*Records for processing:*
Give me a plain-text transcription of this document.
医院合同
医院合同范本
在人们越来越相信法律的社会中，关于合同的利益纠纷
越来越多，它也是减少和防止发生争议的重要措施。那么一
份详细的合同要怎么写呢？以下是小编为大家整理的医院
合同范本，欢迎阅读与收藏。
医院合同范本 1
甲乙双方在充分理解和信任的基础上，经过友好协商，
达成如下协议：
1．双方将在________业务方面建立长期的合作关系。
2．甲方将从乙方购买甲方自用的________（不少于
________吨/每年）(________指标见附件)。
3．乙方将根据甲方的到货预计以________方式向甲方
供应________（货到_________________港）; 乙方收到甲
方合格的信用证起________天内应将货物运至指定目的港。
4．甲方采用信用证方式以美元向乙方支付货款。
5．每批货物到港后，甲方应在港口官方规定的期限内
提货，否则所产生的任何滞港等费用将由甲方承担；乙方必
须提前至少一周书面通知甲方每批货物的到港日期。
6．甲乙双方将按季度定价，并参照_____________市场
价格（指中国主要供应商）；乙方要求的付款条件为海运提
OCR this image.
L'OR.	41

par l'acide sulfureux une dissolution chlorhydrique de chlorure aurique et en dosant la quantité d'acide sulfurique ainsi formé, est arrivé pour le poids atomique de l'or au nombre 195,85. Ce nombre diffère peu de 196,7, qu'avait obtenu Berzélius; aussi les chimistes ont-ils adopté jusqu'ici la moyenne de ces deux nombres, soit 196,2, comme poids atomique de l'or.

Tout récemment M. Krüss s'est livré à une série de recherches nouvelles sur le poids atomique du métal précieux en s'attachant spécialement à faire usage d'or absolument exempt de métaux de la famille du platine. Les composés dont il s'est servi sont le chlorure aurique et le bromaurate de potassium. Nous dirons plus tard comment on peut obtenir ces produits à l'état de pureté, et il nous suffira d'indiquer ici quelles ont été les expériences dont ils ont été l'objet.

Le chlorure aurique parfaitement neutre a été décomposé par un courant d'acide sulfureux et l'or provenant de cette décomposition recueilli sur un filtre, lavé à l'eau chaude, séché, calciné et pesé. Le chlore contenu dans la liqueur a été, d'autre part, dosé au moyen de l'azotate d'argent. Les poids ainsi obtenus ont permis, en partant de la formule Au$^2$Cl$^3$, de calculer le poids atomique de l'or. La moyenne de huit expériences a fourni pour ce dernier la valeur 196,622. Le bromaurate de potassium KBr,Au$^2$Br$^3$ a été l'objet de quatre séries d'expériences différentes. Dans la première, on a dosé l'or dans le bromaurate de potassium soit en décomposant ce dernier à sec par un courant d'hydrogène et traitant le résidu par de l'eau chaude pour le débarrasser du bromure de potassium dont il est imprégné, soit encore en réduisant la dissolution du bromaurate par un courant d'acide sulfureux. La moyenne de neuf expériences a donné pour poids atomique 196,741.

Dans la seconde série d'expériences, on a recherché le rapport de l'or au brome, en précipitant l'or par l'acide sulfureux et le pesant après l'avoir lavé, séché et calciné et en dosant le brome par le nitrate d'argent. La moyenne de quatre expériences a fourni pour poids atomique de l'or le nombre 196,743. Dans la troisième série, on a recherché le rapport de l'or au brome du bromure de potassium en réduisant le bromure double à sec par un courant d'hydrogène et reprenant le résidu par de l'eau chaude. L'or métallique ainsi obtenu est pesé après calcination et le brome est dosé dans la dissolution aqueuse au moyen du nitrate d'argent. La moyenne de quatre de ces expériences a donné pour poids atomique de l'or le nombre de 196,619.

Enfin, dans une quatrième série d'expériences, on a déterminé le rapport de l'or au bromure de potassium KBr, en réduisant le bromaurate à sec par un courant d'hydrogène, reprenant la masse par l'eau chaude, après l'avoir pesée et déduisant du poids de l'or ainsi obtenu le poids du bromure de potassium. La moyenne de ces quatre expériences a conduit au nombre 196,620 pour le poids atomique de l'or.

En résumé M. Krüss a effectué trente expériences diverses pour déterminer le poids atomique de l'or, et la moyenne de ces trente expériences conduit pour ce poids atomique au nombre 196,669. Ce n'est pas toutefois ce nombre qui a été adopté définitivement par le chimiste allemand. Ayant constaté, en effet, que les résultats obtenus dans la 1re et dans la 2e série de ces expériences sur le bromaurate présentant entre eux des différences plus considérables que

*Given request:*
Copy all lines from the entries that contain the word "this".

*Reply:*
Give me a plain-text transcription of this document.
OCR this image.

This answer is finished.